## ACTION ITEM
Please extend the passage below on whether a Peloton is worth its cost, carrying it on from its final line.

## QUOTED PASSAGE
◆ ◆ ◆ ◆ ◆ ◆ ◆
If your time is worth $25/hour: $5,000 in time value annually If your time is worth $50/hour: $10,000 in time value annually
For busy professionals, the time savings alone can justify Peloton’s cost.
Who Should Buy a Peloton
Peloton makes financial sense if you:
- Would otherwise pay for boutique spin classes
- Value time highly (busy schedule, long commute to gym)
- Have 2+ household members who’ll use it
- Are self-motivated and will actually use it
- Prefer cycling/running as your primary cardio
- Want a complete, integrated experience
Peloton doesn’t make financial sense if:
- You’d use a $300 bike just as much (be honest)
- You prefer gym variety (weights, machines, pool)
◆ ◆ ◆ ◆ ◆ ◆ ◆
## LISTED ENTRIES
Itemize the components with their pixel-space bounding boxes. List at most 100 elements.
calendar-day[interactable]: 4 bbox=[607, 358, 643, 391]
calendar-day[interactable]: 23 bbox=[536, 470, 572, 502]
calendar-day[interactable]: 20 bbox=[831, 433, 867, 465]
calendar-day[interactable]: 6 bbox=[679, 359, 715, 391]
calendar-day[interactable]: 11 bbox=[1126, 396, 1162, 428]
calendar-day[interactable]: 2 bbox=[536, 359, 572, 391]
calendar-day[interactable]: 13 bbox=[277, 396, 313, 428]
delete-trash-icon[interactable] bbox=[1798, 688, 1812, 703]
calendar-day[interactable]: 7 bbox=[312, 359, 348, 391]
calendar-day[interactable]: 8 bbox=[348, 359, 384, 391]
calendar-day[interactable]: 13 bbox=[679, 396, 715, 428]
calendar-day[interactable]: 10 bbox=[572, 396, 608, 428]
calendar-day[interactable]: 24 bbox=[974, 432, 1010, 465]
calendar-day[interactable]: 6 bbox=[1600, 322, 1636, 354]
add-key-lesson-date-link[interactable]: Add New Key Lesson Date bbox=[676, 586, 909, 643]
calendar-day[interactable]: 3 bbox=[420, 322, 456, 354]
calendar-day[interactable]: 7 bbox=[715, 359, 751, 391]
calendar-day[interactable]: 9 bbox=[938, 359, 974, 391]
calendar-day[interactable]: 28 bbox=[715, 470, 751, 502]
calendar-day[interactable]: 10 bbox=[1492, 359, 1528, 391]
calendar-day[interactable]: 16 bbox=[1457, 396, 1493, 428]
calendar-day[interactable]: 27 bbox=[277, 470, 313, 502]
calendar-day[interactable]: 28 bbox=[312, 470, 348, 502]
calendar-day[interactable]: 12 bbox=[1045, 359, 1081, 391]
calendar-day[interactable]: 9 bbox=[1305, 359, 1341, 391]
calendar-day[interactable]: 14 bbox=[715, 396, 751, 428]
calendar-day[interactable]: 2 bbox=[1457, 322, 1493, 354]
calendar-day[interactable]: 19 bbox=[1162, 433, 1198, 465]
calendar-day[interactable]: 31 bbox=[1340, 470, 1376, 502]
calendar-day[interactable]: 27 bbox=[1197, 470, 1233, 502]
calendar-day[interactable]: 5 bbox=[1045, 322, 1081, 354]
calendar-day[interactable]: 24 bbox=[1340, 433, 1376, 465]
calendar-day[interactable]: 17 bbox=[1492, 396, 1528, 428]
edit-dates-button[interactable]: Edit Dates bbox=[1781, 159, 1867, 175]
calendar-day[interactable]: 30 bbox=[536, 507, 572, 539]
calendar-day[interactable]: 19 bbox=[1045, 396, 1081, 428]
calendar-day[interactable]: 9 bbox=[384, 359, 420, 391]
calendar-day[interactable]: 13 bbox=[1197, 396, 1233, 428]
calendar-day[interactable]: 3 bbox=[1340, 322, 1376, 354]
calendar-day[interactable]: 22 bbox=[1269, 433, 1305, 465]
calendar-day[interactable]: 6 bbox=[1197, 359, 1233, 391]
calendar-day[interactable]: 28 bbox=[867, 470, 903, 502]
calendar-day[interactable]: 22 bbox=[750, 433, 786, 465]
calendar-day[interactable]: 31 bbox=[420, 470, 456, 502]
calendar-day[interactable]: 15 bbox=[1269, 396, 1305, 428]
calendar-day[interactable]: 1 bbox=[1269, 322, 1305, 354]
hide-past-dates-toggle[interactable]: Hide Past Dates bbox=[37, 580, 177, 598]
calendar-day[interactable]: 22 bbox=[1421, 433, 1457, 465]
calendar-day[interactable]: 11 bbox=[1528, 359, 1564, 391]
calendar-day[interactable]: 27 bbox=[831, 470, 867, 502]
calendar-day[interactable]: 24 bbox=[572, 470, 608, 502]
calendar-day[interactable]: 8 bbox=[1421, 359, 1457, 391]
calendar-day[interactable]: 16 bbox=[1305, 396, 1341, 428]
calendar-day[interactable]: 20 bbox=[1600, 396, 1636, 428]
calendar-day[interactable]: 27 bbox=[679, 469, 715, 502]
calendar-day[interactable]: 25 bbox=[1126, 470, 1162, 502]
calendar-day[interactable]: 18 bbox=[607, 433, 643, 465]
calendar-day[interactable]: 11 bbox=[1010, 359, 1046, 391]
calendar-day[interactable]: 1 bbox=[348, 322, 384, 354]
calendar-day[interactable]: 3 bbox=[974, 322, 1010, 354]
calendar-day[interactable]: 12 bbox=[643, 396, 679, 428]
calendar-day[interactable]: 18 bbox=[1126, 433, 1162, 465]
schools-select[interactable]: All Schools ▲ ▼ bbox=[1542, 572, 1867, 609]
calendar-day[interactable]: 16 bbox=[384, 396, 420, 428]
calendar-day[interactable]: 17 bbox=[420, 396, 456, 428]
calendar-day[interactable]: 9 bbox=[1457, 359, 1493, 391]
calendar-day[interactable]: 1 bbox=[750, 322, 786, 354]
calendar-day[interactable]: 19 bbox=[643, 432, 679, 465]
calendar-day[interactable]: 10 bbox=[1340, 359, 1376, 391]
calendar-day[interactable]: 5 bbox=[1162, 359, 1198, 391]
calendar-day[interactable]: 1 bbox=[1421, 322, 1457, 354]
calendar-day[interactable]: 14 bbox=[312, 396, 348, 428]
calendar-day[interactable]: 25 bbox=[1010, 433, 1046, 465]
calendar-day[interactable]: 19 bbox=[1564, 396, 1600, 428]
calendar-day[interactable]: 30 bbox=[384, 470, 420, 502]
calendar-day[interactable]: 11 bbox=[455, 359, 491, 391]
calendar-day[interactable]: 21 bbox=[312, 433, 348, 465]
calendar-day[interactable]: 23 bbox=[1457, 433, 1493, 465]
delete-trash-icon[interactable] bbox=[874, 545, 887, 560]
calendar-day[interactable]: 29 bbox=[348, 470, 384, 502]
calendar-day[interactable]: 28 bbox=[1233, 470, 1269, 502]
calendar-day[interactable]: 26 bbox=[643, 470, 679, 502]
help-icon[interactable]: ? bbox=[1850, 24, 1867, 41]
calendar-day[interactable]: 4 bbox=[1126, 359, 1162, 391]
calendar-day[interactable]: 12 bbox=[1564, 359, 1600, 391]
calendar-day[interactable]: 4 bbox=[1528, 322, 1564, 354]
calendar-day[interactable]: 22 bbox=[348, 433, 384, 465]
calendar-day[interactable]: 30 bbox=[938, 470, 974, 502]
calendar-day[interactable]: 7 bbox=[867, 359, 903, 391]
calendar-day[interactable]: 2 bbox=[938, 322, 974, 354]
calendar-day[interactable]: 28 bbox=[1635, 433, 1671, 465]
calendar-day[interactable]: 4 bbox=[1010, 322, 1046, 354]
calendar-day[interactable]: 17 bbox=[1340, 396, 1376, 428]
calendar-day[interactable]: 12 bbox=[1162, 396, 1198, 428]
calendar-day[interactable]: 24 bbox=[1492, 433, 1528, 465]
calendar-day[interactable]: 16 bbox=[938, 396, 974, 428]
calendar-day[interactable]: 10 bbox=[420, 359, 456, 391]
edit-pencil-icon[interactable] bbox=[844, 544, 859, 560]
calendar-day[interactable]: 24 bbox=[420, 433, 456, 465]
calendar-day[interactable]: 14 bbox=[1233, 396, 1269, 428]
◆ ◆ ◆ ◆ ◆ ◆ ◆
## WRITTEN RESPONSE
- You’re motivated by in-person energy only
- You’re not sure you’ll stick with cycling
- Budget is tight and $44/month subscription is a stretch
- You live somewhere with great outdoor cycling year-round
The Honest Usage Question
Peloton reports impressive stats:
- Average user: 17+ workouts per month
- 12-month retention: 92%
But these are people who kept their subscription. The used market tells another story—plenty of barely-used Pelotons available.
Before buying, ask yourself:
- Have I consistently exercised at home before?
- Will I actually wake up early/stay up late to use it?
- Do I have a track record of using fitness equipment?
- Am I buying this because I want to exercise or because I want to want to exercise?
A $1,500 bike becomes worthless if it’s a clothes rack.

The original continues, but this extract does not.